* _WORK TO COMPLETE_: Report only the number of lines in this material that include the string "since".
— start of SOURCE MATERIAL —
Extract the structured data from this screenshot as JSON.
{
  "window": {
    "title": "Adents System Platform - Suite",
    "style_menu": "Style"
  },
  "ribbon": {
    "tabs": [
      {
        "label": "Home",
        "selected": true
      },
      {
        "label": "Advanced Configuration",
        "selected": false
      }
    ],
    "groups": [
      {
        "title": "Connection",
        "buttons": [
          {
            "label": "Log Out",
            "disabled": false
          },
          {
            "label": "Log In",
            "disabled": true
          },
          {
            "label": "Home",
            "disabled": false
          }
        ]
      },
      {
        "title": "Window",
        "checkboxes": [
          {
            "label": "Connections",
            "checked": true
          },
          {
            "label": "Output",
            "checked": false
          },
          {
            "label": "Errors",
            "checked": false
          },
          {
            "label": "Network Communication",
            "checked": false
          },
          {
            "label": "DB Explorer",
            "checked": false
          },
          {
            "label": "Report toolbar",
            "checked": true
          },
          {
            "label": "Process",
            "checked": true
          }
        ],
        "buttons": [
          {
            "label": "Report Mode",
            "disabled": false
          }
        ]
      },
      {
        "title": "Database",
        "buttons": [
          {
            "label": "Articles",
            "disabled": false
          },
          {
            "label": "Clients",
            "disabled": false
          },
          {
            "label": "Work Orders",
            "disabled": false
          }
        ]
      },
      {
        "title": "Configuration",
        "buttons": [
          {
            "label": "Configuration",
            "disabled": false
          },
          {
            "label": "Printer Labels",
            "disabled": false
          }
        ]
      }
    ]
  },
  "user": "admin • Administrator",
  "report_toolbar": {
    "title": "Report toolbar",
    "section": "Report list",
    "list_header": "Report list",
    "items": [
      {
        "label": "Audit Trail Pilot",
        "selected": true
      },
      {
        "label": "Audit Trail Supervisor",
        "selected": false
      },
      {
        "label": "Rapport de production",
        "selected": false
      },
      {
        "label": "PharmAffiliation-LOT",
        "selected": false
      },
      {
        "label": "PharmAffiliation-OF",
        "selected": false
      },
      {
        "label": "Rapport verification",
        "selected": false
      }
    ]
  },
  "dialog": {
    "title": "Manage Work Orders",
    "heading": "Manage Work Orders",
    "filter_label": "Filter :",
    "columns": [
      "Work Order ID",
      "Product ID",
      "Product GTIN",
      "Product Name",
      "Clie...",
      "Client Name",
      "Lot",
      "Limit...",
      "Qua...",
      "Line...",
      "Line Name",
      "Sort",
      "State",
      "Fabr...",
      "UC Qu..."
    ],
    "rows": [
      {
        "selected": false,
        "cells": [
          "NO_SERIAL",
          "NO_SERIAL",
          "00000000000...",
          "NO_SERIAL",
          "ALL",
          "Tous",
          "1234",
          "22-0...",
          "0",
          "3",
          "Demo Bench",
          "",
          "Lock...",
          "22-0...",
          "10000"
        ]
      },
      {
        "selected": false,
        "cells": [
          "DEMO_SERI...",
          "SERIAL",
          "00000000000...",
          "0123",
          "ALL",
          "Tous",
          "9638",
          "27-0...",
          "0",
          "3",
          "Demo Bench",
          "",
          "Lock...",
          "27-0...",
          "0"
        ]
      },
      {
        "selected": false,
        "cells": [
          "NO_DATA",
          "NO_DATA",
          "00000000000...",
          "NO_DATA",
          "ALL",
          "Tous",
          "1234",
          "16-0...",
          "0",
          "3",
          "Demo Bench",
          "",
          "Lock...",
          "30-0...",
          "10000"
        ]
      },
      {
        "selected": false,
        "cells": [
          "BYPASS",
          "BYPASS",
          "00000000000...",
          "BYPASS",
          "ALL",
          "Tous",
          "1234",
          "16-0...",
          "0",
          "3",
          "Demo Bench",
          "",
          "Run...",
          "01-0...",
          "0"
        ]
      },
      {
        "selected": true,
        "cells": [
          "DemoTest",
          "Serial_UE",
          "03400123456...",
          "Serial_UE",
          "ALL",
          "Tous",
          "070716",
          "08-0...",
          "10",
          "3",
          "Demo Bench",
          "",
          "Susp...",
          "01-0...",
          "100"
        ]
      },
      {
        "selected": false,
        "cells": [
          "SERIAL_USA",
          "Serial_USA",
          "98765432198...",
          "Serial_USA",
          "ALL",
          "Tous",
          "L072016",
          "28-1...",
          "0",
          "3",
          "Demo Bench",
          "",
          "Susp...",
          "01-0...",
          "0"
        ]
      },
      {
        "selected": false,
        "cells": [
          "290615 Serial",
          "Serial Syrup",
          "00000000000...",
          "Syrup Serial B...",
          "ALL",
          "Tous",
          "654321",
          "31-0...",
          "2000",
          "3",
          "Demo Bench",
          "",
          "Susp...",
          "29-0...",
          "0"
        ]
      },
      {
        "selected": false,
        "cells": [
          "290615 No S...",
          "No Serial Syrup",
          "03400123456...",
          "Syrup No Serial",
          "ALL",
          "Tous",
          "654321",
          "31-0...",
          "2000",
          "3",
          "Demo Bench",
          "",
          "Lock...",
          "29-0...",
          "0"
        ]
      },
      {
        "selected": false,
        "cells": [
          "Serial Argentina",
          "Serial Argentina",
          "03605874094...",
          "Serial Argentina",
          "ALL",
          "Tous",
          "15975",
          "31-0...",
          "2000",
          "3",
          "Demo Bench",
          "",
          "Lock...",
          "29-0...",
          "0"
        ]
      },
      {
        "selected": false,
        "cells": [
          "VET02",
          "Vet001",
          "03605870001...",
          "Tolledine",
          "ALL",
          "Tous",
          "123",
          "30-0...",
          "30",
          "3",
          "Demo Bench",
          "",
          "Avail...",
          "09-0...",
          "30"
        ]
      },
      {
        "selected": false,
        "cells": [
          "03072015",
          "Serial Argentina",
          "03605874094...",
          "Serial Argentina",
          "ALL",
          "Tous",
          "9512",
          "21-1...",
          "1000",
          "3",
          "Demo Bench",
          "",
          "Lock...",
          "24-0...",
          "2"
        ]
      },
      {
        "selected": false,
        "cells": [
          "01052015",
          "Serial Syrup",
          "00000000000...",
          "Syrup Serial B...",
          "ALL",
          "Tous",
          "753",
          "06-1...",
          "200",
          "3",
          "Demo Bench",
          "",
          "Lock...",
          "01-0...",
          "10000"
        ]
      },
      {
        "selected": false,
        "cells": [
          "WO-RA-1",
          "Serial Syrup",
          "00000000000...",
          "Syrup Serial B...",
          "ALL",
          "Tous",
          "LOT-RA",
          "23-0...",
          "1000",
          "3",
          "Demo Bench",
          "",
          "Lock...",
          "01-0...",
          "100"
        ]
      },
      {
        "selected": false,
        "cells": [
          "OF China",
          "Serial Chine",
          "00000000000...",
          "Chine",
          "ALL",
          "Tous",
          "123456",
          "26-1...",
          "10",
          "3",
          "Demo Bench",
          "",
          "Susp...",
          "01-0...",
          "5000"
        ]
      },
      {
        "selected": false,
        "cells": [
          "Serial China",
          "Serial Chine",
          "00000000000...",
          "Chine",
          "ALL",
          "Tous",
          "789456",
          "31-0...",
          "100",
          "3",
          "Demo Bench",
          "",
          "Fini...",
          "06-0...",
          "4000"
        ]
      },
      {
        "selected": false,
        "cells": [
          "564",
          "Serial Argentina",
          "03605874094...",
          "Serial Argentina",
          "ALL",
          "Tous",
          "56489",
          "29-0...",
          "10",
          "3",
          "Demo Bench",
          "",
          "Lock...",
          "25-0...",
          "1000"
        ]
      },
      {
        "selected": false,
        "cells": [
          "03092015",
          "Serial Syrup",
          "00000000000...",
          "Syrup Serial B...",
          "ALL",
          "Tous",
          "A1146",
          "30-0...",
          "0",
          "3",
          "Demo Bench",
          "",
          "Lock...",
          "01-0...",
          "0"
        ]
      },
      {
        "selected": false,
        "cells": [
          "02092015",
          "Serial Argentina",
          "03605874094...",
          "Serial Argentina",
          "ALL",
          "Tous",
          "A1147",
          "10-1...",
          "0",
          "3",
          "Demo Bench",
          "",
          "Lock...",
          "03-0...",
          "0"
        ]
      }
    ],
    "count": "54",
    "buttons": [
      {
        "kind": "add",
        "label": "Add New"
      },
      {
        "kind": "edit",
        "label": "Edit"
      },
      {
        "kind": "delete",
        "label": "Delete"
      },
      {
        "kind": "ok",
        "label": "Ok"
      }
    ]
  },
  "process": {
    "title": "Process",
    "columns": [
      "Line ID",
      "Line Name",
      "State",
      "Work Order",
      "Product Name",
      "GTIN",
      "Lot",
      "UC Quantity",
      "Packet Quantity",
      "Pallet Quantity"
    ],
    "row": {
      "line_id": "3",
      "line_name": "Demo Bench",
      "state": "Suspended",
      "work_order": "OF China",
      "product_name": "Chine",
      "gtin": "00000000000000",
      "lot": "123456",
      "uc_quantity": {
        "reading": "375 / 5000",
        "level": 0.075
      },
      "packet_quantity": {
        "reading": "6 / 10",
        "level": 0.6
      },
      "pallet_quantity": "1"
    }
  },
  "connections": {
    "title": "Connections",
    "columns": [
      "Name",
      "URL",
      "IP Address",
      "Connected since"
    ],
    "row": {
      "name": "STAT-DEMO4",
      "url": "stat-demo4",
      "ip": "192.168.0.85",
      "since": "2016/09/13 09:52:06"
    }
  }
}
— end of SOURCE MATERIAL —
* _SOLUTION_: 2